_EXERCISE PROMPT:_
Look through the lines below and extract each one that contains "двести".

- - - - -

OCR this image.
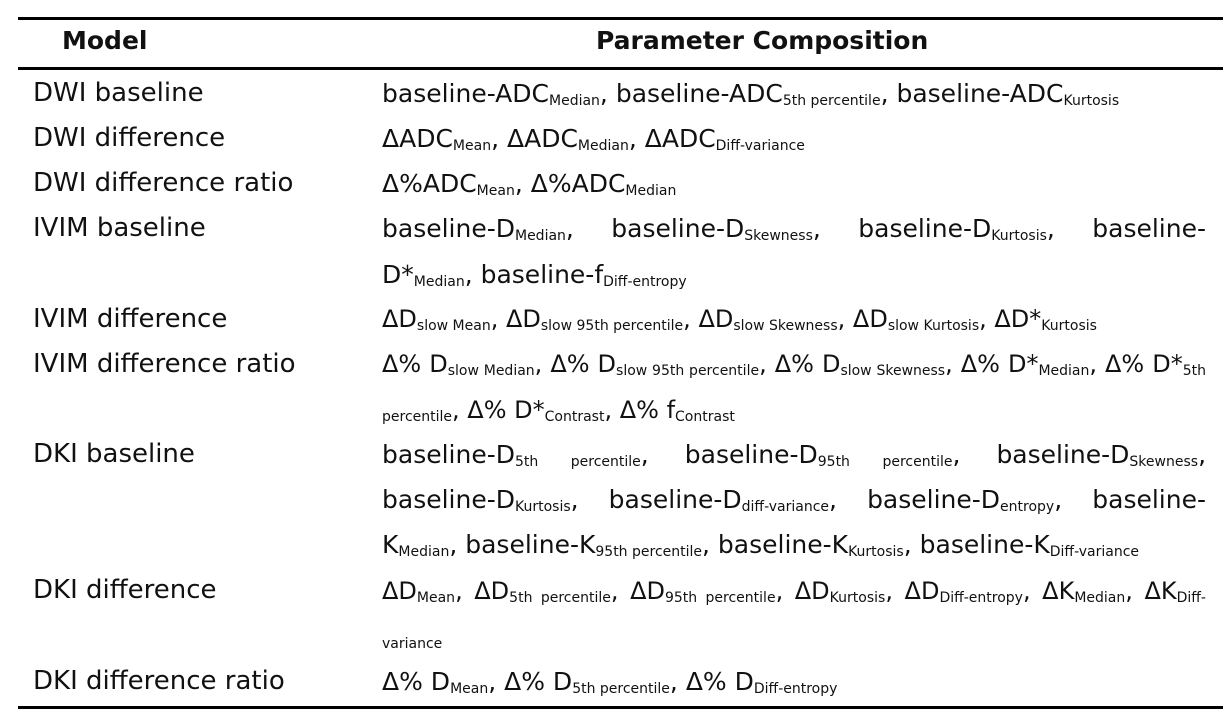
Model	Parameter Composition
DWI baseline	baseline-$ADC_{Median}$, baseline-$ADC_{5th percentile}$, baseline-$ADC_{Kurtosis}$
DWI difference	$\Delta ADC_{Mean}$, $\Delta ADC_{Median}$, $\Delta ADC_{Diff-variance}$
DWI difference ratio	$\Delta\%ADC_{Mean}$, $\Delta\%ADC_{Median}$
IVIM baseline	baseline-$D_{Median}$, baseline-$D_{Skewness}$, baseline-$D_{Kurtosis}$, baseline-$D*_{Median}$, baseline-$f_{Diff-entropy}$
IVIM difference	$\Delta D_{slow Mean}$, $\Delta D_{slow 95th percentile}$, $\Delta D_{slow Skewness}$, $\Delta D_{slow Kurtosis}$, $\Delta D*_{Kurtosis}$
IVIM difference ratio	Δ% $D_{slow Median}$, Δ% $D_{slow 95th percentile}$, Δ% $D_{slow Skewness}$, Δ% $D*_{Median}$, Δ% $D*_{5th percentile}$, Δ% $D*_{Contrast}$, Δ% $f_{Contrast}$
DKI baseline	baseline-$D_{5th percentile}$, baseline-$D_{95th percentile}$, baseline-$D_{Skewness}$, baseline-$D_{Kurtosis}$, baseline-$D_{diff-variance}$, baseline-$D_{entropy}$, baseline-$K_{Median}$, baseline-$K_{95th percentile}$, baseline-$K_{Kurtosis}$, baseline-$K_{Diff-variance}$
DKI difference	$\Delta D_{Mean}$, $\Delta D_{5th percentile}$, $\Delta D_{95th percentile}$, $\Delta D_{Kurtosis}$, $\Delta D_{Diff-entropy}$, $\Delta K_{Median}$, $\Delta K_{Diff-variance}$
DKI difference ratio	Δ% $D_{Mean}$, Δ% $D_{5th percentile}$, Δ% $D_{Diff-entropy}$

- - - - -

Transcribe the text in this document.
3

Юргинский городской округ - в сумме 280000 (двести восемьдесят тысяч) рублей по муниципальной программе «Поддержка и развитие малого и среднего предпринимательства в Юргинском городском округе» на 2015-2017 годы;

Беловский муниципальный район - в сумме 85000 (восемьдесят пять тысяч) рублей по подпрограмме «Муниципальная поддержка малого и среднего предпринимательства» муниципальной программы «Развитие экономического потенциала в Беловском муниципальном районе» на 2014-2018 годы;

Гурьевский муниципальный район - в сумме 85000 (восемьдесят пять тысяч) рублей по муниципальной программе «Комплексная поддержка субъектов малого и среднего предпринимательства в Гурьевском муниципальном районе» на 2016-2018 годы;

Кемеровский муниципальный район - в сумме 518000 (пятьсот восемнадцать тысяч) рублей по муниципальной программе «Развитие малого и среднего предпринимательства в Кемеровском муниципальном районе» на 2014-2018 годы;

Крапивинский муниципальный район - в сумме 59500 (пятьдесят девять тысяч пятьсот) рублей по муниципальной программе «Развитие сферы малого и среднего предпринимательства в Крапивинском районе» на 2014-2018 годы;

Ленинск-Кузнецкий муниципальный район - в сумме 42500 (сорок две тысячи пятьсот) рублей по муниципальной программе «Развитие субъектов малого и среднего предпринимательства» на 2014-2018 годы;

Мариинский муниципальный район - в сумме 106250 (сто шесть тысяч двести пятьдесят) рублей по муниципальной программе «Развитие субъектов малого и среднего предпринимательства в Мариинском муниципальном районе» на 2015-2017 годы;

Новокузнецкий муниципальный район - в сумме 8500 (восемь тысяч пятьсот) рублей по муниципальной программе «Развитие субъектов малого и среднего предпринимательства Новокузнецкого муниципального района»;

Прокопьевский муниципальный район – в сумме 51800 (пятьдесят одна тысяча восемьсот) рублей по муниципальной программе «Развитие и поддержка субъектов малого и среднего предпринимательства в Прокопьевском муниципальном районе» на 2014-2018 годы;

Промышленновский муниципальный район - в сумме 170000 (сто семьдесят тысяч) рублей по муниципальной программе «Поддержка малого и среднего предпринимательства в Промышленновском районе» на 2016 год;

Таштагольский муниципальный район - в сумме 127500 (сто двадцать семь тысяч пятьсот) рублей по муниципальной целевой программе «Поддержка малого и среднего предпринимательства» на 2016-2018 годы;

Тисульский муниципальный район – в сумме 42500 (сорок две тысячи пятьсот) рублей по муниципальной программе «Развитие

- - - - -

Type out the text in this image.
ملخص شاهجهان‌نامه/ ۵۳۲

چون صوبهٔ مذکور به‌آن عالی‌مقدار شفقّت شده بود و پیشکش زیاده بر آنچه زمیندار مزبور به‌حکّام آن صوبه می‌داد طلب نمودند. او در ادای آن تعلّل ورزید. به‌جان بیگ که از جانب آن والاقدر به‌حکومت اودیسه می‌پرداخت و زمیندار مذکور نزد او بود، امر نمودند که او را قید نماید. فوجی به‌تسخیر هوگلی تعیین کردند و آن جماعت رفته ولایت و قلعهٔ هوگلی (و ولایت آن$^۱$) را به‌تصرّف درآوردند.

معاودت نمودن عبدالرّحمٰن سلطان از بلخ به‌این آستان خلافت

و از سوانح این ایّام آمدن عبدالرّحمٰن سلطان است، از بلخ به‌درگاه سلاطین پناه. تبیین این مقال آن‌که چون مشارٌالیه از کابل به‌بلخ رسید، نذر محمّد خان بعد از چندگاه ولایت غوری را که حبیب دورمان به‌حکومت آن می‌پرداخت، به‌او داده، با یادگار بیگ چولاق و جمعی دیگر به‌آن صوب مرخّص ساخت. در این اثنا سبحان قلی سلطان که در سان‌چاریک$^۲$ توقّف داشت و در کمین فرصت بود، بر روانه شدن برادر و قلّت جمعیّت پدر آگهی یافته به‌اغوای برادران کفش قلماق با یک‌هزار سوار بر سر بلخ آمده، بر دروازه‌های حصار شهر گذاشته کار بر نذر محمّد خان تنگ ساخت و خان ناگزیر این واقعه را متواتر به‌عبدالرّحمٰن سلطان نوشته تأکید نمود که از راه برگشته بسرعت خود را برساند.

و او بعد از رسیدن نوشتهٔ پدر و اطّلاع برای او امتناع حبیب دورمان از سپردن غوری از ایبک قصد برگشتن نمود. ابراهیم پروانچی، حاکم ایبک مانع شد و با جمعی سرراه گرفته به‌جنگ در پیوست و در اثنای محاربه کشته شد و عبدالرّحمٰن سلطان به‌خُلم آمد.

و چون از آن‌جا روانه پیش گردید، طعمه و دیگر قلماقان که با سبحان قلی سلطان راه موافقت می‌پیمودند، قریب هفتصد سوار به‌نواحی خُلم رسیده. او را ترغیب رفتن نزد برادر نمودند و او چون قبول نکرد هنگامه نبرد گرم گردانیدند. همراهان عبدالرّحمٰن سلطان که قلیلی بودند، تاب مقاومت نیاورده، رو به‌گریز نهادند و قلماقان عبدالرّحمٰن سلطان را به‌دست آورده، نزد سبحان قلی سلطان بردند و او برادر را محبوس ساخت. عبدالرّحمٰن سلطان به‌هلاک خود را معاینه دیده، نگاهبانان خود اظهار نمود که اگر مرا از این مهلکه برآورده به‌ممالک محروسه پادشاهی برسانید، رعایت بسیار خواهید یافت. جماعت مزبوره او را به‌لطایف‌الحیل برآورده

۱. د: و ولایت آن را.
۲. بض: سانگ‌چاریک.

- - - - -

_EXERCISE RESPONSE:_
Юргинский городской округ - в сумме 280000 (двести восемьдесят тысяч) рублей по муниципальной программе «Поддержка и развитие малого и среднего предпринимательства в Юргинском городском округе» на 2015-2017 годы;
Мариинский муниципальный район - в сумме 106250 (сто шесть тысяч двести пятьдесят) рублей по муниципальной программе «Развитие субъектов малого и среднего предпринимательства в Мариинском муниципальном районе» на 2015-2017 годы;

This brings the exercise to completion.